» GIVEN INSTRUCTION
Continue the museum description below from its final sentence.

» PASSAGE TO READ

The museum is a place to see fossils, live animals, a bee observation hive and our newest exhibit, a rare blue tree frog! Before you go out to explore tidepools or the forest, stop in to the Museum to learn more about our diversity of life in Humboldt County.

Some exhibit highlights of the Museum are the Birds of the Redwood Forest displaying common birds of the redwoods in a setting of well known plants of the coastal redwood forest; local bees and insects and north coast seashells. Also see local marine fossils from the Eel River Valley and from the cliffs of Cranell Junction and Biobulletins, currently featuring “The Last Wild Horse: Returning the Takhi to Mongolia.”

There are many hands-on exhibits, fossils to dig, puzzles to ponder and discovery boxes to explore.

» DATASET CONTENT
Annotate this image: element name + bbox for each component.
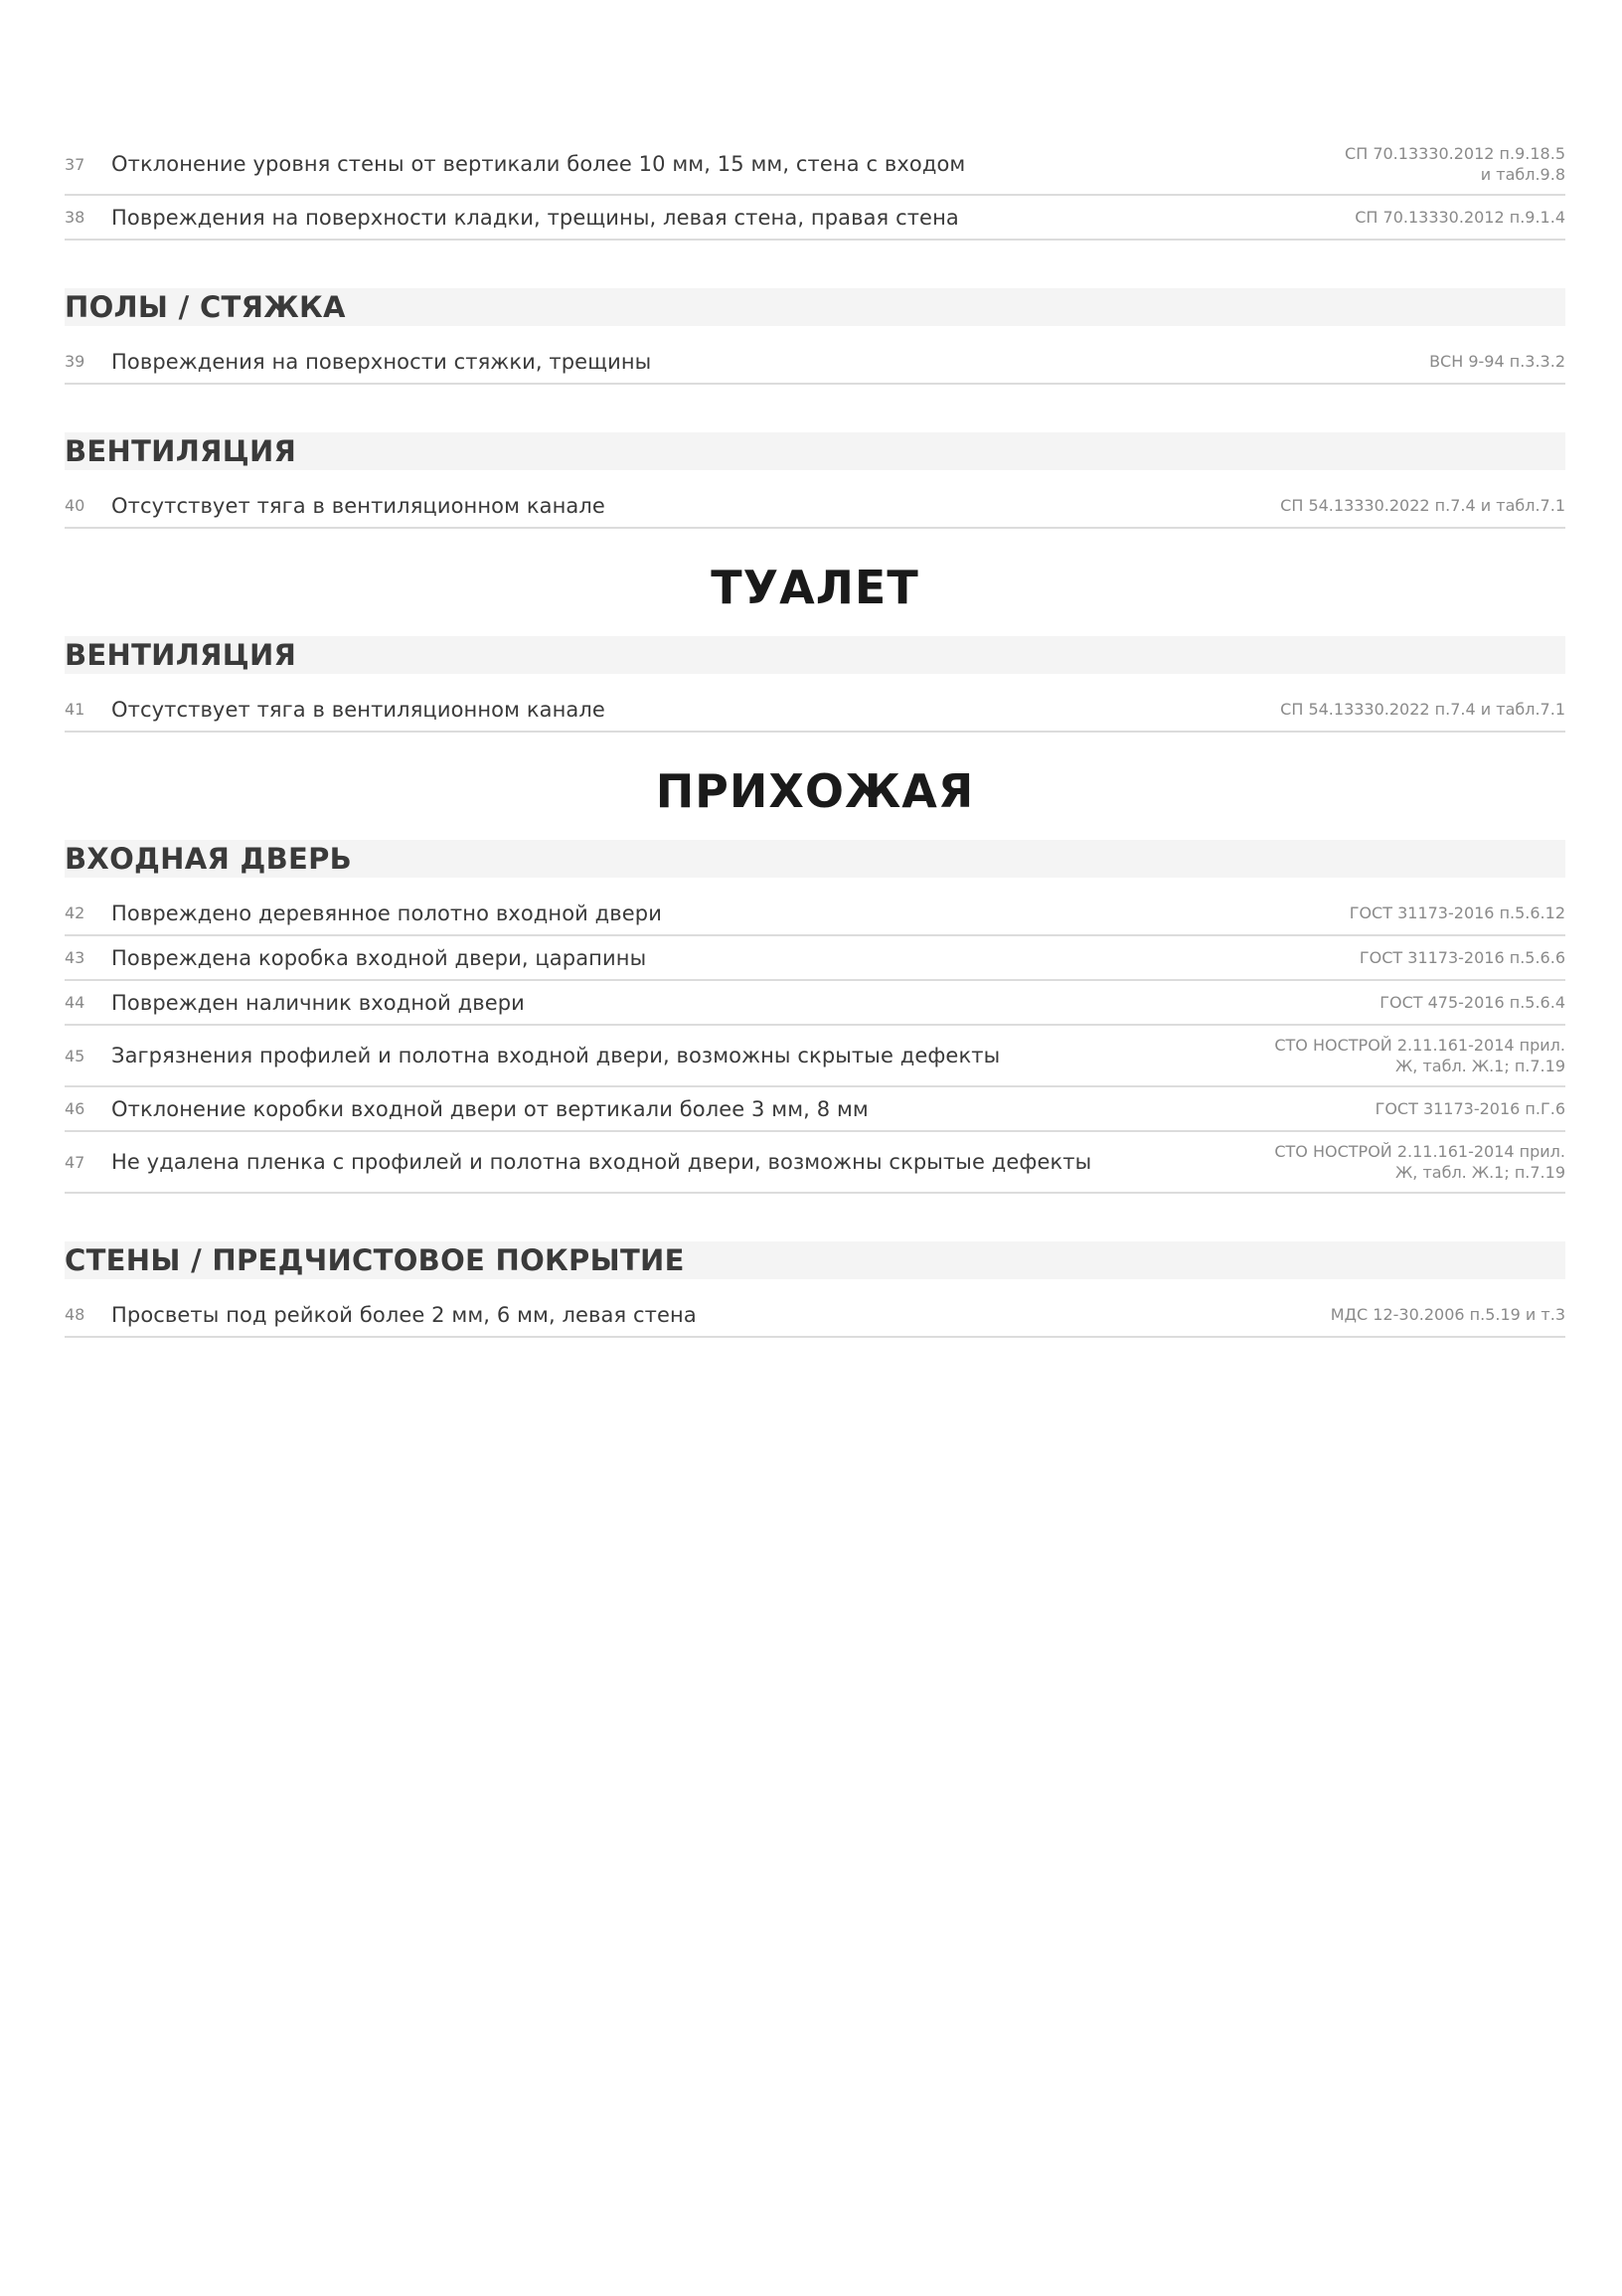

» TASK ANSWER
The HSU Natural History Museum was created in 1986 after the University purchased a collection of world-class fossils from fossil brokers Hilda and Tom Maloney. The Maloneys wanted their collection to be displayed and used for educational purposes, not simply stored for research, as larger museums had proposed. The Museum was opened to the public on April 26, 1989. Subsequent exhibits focusing on local natural history have been added (approximately two per year) to the 2000 + fossil specimens Overall visitation is approximately 20,000 visitors each year.

Admission is free for members, $3 for adults and $2 for seniors and children; ages 2 and under are free. The Museum is open 10-5, Tuesday-Saturday.